• [Exercise instructions]:
Read the entries below and pull out each line with the string "无违法违纪行为".

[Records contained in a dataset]
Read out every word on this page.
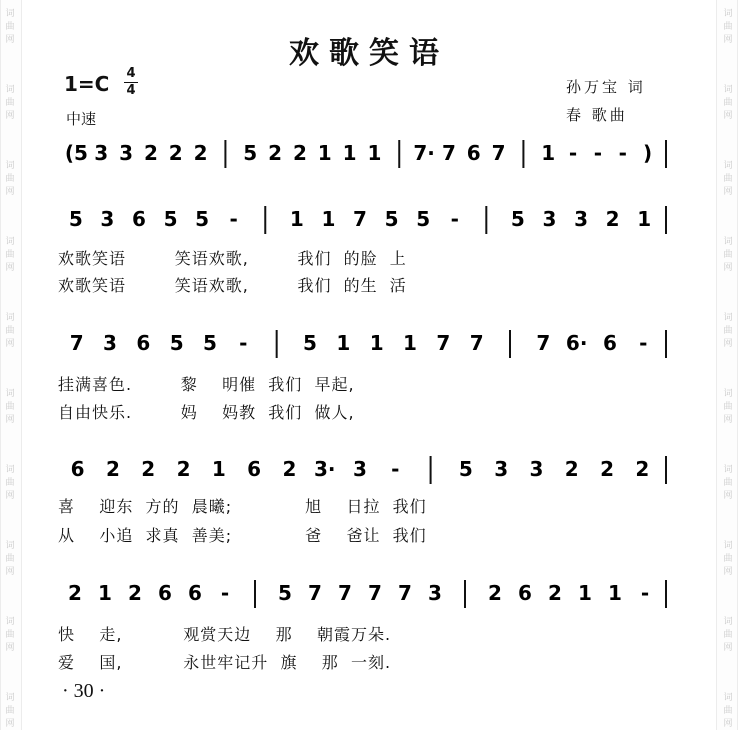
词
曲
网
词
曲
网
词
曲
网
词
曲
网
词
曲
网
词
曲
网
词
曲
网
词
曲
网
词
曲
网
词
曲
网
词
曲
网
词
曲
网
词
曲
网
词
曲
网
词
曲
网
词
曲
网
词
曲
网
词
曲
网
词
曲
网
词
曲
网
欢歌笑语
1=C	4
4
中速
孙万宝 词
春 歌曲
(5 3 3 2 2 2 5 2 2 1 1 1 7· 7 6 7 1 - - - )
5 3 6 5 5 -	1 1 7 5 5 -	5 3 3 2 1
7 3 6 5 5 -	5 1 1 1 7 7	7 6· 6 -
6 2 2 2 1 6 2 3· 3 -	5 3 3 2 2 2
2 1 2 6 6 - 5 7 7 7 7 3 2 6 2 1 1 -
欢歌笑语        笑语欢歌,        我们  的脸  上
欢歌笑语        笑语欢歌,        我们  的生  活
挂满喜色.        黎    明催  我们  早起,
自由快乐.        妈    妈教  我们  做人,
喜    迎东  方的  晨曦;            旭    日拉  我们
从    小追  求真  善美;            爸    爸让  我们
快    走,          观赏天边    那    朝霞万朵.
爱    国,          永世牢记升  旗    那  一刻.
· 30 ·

==

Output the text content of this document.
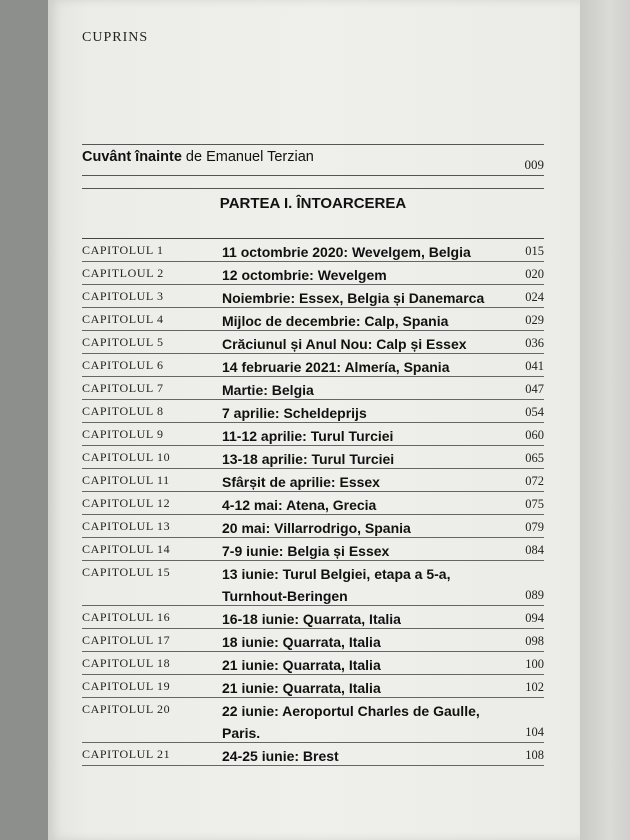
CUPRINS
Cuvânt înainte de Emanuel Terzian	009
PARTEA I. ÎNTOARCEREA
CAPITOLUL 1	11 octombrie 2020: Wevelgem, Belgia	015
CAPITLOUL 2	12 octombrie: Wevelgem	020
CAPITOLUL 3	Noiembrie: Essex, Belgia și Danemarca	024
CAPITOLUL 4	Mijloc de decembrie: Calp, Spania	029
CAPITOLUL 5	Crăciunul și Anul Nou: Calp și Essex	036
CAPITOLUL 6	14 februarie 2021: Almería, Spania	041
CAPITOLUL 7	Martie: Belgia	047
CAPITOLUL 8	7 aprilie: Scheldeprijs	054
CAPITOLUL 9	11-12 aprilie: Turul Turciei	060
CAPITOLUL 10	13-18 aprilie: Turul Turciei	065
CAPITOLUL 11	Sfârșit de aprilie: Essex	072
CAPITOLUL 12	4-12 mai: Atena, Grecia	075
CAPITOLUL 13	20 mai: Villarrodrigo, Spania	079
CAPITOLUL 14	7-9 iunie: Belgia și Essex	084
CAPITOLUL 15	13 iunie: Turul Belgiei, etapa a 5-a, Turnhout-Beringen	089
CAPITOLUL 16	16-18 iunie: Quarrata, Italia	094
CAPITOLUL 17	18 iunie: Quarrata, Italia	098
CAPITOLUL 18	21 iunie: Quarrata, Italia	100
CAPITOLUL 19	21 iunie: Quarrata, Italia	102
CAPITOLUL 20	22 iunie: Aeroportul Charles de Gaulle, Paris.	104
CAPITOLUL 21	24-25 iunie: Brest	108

* * *

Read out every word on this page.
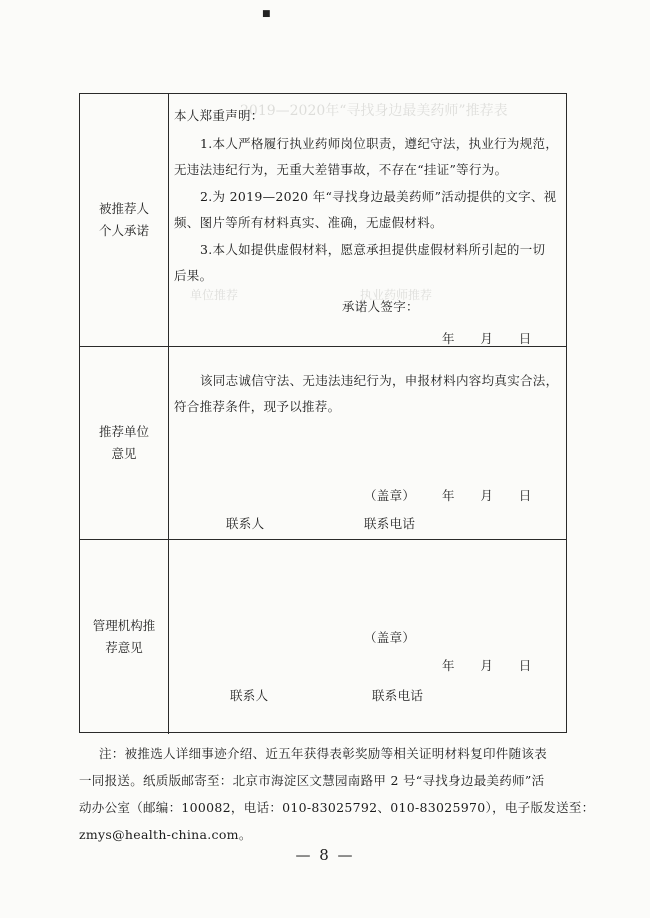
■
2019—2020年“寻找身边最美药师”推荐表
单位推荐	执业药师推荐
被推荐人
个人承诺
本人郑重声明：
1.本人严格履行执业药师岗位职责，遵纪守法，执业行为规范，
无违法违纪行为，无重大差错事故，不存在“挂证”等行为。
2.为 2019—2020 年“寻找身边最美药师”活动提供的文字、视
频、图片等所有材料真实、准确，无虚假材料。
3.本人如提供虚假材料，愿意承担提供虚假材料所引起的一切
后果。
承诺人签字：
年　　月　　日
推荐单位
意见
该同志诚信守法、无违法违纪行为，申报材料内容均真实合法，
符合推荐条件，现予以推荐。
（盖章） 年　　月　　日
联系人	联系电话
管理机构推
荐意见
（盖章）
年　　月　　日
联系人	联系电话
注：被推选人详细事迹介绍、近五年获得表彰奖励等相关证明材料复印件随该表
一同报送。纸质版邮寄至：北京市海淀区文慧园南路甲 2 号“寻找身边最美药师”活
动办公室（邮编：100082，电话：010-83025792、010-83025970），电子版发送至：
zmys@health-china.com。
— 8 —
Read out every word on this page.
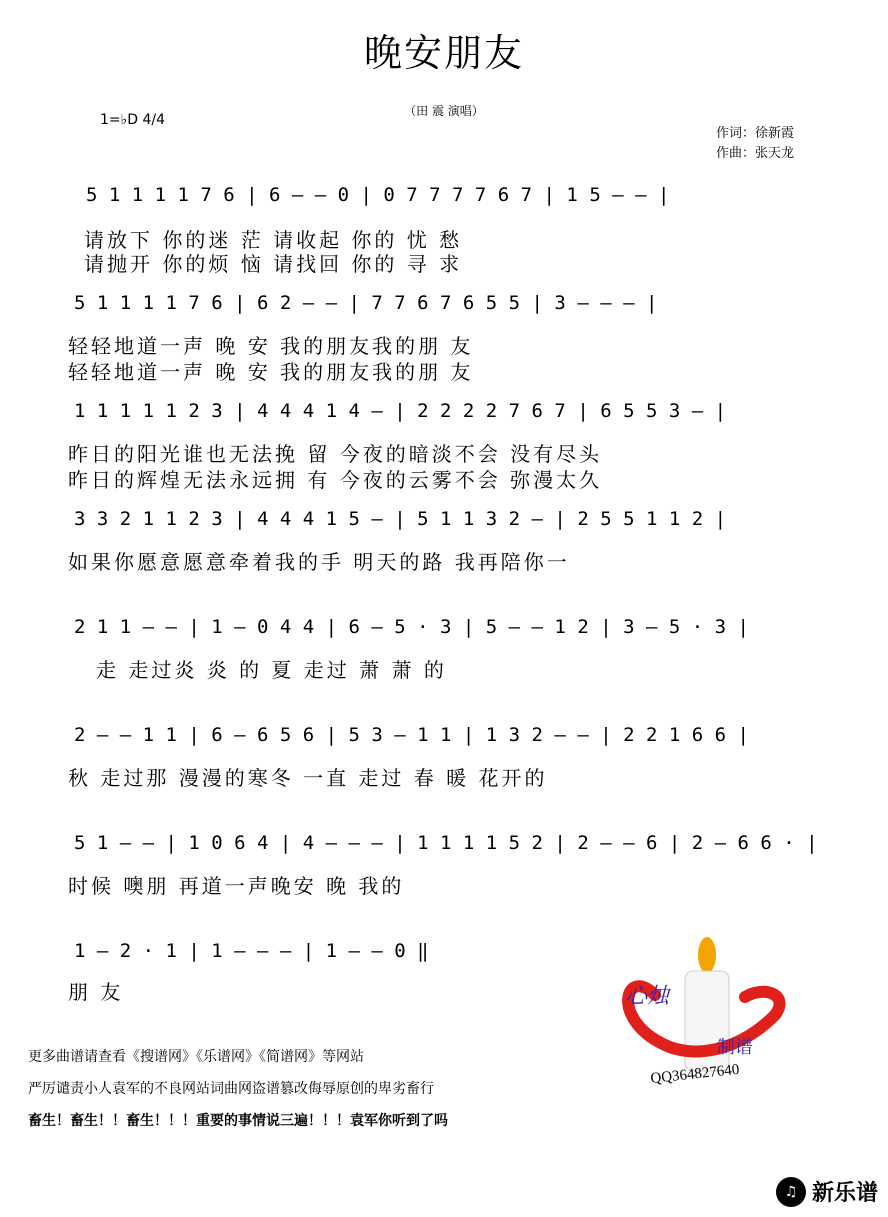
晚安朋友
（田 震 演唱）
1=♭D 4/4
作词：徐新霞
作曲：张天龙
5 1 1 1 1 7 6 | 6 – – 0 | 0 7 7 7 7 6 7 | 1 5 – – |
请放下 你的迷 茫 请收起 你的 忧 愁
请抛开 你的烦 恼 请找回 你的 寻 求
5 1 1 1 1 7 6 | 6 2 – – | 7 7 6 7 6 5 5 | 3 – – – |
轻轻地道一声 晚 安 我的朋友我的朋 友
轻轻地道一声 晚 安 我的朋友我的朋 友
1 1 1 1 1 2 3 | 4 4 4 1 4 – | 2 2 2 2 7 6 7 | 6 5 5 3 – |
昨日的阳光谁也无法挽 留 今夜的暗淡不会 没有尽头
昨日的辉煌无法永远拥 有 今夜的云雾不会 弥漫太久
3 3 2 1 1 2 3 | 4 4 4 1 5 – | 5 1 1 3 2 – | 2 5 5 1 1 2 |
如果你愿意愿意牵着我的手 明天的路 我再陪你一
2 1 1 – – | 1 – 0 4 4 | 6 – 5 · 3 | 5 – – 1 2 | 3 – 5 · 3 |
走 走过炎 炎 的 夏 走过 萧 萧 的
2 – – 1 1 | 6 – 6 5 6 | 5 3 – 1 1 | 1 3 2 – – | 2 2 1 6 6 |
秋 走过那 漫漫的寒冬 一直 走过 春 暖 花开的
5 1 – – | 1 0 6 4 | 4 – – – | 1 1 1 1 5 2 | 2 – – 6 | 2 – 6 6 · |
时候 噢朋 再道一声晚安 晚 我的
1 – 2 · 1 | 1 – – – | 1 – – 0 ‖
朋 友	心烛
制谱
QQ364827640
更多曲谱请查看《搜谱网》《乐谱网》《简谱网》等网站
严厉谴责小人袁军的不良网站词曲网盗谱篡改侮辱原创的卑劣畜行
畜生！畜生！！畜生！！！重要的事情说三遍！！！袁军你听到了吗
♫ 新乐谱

• [Task output]:
无违法违纪行为，无重大差错事故，不存在“挂证”等行为。
该同志诚信守法、无违法违纪行为，申报材料内容均真实合法，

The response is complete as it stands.